INSTRUCTION: Write out the full listing again, exactly as it stands.

DATA FOR PROCESSING:
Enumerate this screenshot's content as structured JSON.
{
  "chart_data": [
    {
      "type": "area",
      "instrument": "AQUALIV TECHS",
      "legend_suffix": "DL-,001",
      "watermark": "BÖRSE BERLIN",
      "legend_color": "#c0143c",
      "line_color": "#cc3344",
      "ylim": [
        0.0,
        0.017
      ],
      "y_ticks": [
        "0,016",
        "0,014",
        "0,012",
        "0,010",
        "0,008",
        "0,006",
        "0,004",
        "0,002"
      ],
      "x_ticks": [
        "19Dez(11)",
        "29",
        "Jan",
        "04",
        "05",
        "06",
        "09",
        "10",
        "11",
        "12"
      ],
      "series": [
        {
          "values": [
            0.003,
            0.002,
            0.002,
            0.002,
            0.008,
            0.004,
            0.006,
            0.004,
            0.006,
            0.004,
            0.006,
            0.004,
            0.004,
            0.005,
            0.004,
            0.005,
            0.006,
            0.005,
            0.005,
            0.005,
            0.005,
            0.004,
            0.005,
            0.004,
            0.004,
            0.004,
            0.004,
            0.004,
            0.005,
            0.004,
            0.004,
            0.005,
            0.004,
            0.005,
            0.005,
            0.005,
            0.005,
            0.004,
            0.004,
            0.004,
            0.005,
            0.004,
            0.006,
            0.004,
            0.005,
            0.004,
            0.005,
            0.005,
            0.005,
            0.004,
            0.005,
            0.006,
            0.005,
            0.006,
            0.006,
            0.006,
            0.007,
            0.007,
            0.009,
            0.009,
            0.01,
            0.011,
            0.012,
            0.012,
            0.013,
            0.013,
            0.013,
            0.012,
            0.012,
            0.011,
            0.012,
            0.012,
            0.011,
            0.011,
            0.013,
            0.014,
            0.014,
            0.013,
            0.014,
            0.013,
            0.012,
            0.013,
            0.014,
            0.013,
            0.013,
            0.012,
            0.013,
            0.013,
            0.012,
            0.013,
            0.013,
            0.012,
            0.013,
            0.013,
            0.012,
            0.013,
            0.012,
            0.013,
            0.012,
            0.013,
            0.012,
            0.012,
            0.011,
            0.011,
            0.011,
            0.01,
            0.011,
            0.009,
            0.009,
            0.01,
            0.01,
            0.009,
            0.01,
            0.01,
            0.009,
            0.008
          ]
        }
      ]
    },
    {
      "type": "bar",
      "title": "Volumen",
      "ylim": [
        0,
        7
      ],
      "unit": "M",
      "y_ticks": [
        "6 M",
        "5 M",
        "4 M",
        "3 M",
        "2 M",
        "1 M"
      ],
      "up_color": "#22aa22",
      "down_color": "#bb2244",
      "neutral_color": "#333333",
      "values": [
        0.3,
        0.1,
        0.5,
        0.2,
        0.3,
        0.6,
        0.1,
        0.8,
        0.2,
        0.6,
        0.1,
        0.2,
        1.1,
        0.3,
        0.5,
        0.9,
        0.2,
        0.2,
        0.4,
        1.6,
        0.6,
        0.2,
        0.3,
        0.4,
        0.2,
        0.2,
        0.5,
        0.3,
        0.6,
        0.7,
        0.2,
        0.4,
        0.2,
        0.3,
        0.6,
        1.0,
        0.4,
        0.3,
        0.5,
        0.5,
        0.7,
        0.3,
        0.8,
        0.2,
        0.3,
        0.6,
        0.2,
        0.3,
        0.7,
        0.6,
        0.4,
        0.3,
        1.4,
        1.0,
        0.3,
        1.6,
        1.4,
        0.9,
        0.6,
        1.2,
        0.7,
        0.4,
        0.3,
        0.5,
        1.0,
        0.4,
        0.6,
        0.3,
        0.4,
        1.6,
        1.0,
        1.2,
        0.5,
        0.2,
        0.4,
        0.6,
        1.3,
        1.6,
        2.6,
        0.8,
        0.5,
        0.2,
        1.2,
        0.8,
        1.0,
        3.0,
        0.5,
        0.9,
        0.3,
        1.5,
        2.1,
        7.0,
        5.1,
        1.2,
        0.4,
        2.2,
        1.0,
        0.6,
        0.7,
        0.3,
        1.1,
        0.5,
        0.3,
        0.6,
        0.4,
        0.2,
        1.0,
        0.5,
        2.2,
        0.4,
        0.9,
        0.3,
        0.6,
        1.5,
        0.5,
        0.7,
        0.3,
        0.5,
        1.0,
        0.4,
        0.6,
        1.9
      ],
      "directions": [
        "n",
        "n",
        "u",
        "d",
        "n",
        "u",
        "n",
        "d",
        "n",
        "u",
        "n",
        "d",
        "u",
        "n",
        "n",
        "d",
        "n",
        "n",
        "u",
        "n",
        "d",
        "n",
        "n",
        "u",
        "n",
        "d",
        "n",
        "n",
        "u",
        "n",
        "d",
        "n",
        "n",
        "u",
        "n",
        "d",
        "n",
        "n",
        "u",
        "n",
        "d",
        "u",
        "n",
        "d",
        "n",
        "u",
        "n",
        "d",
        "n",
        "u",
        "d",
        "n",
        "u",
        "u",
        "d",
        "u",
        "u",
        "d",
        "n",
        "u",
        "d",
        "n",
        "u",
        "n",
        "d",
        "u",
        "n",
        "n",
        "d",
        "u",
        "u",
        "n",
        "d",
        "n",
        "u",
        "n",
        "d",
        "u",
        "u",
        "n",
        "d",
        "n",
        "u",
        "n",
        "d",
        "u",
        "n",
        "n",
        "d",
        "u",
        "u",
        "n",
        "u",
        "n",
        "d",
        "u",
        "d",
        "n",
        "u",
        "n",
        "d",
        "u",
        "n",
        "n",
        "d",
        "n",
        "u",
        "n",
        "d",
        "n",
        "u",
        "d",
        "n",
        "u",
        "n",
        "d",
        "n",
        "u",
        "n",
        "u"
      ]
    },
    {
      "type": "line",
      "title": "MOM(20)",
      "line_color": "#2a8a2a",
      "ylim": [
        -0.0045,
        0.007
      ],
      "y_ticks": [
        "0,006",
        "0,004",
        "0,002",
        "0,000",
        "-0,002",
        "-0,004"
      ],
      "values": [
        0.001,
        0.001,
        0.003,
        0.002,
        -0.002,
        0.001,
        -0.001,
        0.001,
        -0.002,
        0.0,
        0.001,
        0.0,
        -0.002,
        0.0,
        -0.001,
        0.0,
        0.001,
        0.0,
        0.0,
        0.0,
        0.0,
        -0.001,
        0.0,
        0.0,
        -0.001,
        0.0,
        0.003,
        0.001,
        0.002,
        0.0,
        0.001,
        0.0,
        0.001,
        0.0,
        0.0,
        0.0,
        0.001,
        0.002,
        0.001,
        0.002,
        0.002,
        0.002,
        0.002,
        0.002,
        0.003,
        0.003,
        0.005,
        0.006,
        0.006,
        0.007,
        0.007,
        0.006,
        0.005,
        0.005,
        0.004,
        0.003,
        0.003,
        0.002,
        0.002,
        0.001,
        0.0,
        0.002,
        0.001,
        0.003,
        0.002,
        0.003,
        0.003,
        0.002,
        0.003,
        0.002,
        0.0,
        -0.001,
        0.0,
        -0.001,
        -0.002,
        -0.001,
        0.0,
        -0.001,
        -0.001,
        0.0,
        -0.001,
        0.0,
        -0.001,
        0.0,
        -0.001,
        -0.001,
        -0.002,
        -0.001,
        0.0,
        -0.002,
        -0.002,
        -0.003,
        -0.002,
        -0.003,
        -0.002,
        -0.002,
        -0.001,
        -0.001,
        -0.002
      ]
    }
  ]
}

EXERCISE SOLUTION:
Enumerate this screenshot's content as structured JSON.
{
  "chart_data": [
    {
      "type": "area",
      "instrument": "AQUALIV TECHS",
      "legend_suffix": "DL-,001",
      "watermark": "BÖRSE BERLIN",
      "legend_color": "#c0143c",
      "line_color": "#cc3344",
      "ylim": [
        0.0,
        0.017
      ],
      "y_ticks": [
        "0,016",
        "0,014",
        "0,012",
        "0,010",
        "0,008",
        "0,006",
        "0,004",
        "0,002"
      ],
      "x_ticks": [
        "19Dez(11)",
        "29",
        "Jan",
        "04",
        "05",
        "06",
        "09",
        "10",
        "11",
        "12"
      ],
      "series": [
        {
          "values": [
            0.003,
            0.002,
            0.002,
            0.002,
            0.008,
            0.004,
            0.006,
            0.004,
            0.006,
            0.004,
            0.006,
            0.004,
            0.004,
            0.005,
            0.004,
            0.005,
            0.006,
            0.005,
            0.005,
            0.005,
            0.005,
            0.004,
            0.005,
            0.004,
            0.004,
            0.004,
            0.004,
            0.004,
            0.005,
            0.004,
            0.004,
            0.005,
            0.004,
            0.005,
            0.005,
            0.005,
            0.005,
            0.004,
            0.004,
            0.004,
            0.005,
            0.004,
            0.006,
            0.004,
            0.005,
            0.004,
            0.005,
            0.005,
            0.005,
            0.004,
            0.005,
            0.006,
            0.005,
            0.006,
            0.006,
            0.006,
            0.007,
            0.007,
            0.009,
            0.009,
            0.01,
            0.011,
            0.012,
            0.012,
            0.013,
            0.013,
            0.013,
            0.012,
            0.012,
            0.011,
            0.012,
            0.012,
            0.011,
            0.011,
            0.013,
            0.014,
            0.014,
            0.013,
            0.014,
            0.013,
            0.012,
            0.013,
            0.014,
            0.013,
            0.013,
            0.012,
            0.013,
            0.013,
            0.012,
            0.013,
            0.013,
            0.012,
            0.013,
            0.013,
            0.012,
            0.013,
            0.012,
            0.013,
            0.012,
            0.013,
            0.012,
            0.012,
            0.011,
            0.011,
            0.011,
            0.01,
            0.011,
            0.009,
            0.009,
            0.01,
            0.01,
            0.009,
            0.01,
            0.01,
            0.009,
            0.008
          ]
        }
      ]
    },
    {
      "type": "bar",
      "title": "Volumen",
      "ylim": [
        0,
        7
      ],
      "unit": "M",
      "y_ticks": [
        "6 M",
        "5 M",
        "4 M",
        "3 M",
        "2 M",
        "1 M"
      ],
      "up_color": "#22aa22",
      "down_color": "#bb2244",
      "neutral_color": "#333333",
      "values": [
        0.3,
        0.1,
        0.5,
        0.2,
        0.3,
        0.6,
        0.1,
        0.8,
        0.2,
        0.6,
        0.1,
        0.2,
        1.1,
        0.3,
        0.5,
        0.9,
        0.2,
        0.2,
        0.4,
        1.6,
        0.6,
        0.2,
        0.3,
        0.4,
        0.2,
        0.2,
        0.5,
        0.3,
        0.6,
        0.7,
        0.2,
        0.4,
        0.2,
        0.3,
        0.6,
        1.0,
        0.4,
        0.3,
        0.5,
        0.5,
        0.7,
        0.3,
        0.8,
        0.2,
        0.3,
        0.6,
        0.2,
        0.3,
        0.7,
        0.6,
        0.4,
        0.3,
        1.4,
        1.0,
        0.3,
        1.6,
        1.4,
        0.9,
        0.6,
        1.2,
        0.7,
        0.4,
        0.3,
        0.5,
        1.0,
        0.4,
        0.6,
        0.3,
        0.4,
        1.6,
        1.0,
        1.2,
        0.5,
        0.2,
        0.4,
        0.6,
        1.3,
        1.6,
        2.6,
        0.8,
        0.5,
        0.2,
        1.2,
        0.8,
        1.0,
        3.0,
        0.5,
        0.9,
        0.3,
        1.5,
        2.1,
        7.0,
        5.1,
        1.2,
        0.4,
        2.2,
        1.0,
        0.6,
        0.7,
        0.3,
        1.1,
        0.5,
        0.3,
        0.6,
        0.4,
        0.2,
        1.0,
        0.5,
        2.2,
        0.4,
        0.9,
        0.3,
        0.6,
        1.5,
        0.5,
        0.7,
        0.3,
        0.5,
        1.0,
        0.4,
        0.6,
        1.9
      ],
      "directions": [
        "n",
        "n",
        "u",
        "d",
        "n",
        "u",
        "n",
        "d",
        "n",
        "u",
        "n",
        "d",
        "u",
        "n",
        "n",
        "d",
        "n",
        "n",
        "u",
        "n",
        "d",
        "n",
        "n",
        "u",
        "n",
        "d",
        "n",
        "n",
        "u",
        "n",
        "d",
        "n",
        "n",
        "u",
        "n",
        "d",
        "n",
        "n",
        "u",
        "n",
        "d",
        "u",
        "n",
        "d",
        "n",
        "u",
        "n",
        "d",
        "n",
        "u",
        "d",
        "n",
        "u",
        "u",
        "d",
        "u",
        "u",
        "d",
        "n",
        "u",
        "d",
        "n",
        "u",
        "n",
        "d",
        "u",
        "n",
        "n",
        "d",
        "u",
        "u",
        "n",
        "d",
        "n",
        "u",
        "n",
        "d",
        "u",
        "u",
        "n",
        "d",
        "n",
        "u",
        "n",
        "d",
        "u",
        "n",
        "n",
        "d",
        "u",
        "u",
        "n",
        "u",
        "n",
        "d",
        "u",
        "d",
        "n",
        "u",
        "n",
        "d",
        "u",
        "n",
        "n",
        "d",
        "n",
        "u",
        "n",
        "d",
        "n",
        "u",
        "d",
        "n",
        "u",
        "n",
        "d",
        "n",
        "u",
        "n",
        "u"
      ]
    },
    {
      "type": "line",
      "title": "MOM(20)",
      "line_color": "#2a8a2a",
      "ylim": [
        -0.0045,
        0.007
      ],
      "y_ticks": [
        "0,006",
        "0,004",
        "0,002",
        "0,000",
        "-0,002",
        "-0,004"
      ],
      "values": [
        0.001,
        0.001,
        0.003,
        0.002,
        -0.002,
        0.001,
        -0.001,
        0.001,
        -0.002,
        0.0,
        0.001,
        0.0,
        -0.002,
        0.0,
        -0.001,
        0.0,
        0.001,
        0.0,
        0.0,
        0.0,
        0.0,
        -0.001,
        0.0,
        0.0,
        -0.001,
        0.0,
        0.003,
        0.001,
        0.002,
        0.0,
        0.001,
        0.0,
        0.001,
        0.0,
        0.0,
        0.0,
        0.001,
        0.002,
        0.001,
        0.002,
        0.002,
        0.002,
        0.002,
        0.002,
        0.003,
        0.003,
        0.005,
        0.006,
        0.006,
        0.007,
        0.007,
        0.006,
        0.005,
        0.005,
        0.004,
        0.003,
        0.003,
        0.002,
        0.002,
        0.001,
        0.0,
        0.002,
        0.001,
        0.003,
        0.002,
        0.003,
        0.003,
        0.002,
        0.003,
        0.002,
        0.0,
        -0.001,
        0.0,
        -0.001,
        -0.002,
        -0.001,
        0.0,
        -0.001,
        -0.001,
        0.0,
        -0.001,
        0.0,
        -0.001,
        0.0,
        -0.001,
        -0.001,
        -0.002,
        -0.001,
        0.0,
        -0.002,
        -0.002,
        -0.003,
        -0.002,
        -0.003,
        -0.002,
        -0.002,
        -0.001,
        -0.001,
        -0.002
      ]
    }
  ]
}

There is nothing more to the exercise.